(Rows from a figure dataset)
-.-.-

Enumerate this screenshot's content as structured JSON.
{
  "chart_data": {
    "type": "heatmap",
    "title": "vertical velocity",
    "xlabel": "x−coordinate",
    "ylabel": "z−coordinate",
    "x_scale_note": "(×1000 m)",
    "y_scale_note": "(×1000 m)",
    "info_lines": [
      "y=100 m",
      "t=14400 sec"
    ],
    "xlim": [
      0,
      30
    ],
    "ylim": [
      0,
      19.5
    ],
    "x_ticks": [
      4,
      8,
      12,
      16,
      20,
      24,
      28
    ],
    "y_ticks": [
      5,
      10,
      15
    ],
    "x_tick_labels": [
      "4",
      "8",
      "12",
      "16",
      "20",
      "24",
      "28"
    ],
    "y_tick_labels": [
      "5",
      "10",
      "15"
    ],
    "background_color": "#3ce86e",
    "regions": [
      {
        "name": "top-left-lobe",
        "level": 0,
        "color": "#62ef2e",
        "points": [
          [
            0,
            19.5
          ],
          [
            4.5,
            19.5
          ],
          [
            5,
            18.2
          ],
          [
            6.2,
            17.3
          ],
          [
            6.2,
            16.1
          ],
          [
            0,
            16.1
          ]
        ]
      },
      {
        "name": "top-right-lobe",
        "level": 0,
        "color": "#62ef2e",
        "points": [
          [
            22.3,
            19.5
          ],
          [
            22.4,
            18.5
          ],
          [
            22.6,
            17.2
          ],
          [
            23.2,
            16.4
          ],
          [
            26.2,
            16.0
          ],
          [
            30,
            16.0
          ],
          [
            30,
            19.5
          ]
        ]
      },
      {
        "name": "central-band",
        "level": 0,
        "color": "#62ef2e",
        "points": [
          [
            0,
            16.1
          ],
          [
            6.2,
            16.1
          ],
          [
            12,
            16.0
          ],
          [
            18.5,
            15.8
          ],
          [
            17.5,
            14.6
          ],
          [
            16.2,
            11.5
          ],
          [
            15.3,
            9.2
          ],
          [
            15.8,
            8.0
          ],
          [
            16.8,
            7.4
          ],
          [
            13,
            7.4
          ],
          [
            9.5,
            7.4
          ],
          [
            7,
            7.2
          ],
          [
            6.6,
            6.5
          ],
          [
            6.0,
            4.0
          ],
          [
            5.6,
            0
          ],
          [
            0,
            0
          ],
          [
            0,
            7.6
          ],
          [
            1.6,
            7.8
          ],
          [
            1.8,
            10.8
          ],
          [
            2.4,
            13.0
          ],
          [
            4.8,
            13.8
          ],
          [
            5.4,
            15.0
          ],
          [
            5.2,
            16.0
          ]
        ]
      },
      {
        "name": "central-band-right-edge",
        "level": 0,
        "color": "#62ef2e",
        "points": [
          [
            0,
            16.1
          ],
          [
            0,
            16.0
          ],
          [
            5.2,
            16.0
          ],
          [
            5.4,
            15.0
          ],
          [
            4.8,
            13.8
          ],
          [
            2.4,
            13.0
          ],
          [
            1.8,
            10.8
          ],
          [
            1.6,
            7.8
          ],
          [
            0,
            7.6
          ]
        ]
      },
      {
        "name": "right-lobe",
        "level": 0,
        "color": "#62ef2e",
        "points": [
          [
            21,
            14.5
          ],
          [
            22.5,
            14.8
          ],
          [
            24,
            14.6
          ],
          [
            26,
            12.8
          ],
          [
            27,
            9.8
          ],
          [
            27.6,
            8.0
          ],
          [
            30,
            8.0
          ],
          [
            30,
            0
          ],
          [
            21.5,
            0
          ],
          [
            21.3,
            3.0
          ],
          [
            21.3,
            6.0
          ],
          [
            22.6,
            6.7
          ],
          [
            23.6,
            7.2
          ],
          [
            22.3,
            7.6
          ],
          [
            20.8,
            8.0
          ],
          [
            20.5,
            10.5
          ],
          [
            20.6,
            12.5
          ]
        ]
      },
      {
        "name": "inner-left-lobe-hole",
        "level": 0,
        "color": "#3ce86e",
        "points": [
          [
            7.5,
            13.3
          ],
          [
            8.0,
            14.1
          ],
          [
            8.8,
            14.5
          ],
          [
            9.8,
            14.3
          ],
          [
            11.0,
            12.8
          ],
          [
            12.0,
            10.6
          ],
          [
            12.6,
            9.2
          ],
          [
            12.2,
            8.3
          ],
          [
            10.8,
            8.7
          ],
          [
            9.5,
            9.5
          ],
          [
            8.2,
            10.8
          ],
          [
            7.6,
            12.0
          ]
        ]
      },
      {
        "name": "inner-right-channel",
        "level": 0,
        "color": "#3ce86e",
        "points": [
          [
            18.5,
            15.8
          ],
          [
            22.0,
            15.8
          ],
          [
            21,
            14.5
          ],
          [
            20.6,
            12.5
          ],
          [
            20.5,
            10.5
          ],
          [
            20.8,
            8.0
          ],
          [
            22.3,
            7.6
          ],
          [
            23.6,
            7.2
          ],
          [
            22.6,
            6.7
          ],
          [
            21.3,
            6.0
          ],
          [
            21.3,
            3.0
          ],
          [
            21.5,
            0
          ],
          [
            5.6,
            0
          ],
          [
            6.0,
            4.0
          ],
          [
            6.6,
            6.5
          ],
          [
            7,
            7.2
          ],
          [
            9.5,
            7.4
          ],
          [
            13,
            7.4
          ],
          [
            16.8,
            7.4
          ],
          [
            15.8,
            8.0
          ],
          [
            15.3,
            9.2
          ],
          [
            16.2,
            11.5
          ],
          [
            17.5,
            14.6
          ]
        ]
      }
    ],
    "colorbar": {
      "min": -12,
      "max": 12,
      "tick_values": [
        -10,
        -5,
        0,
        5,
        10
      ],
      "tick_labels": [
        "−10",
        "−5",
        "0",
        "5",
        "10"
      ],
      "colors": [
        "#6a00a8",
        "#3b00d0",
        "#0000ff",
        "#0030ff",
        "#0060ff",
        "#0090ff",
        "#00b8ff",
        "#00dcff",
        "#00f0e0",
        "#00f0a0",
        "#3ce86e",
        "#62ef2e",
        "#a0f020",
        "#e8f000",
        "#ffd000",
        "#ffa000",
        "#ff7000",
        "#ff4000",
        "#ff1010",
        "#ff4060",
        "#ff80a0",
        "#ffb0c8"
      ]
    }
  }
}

-.-.-

Short exercise >> Extract from the data every line where "inner" shows up.

Written solution >>
        "name": "inner-left-lobe-hole",
        "name": "inner-right-channel",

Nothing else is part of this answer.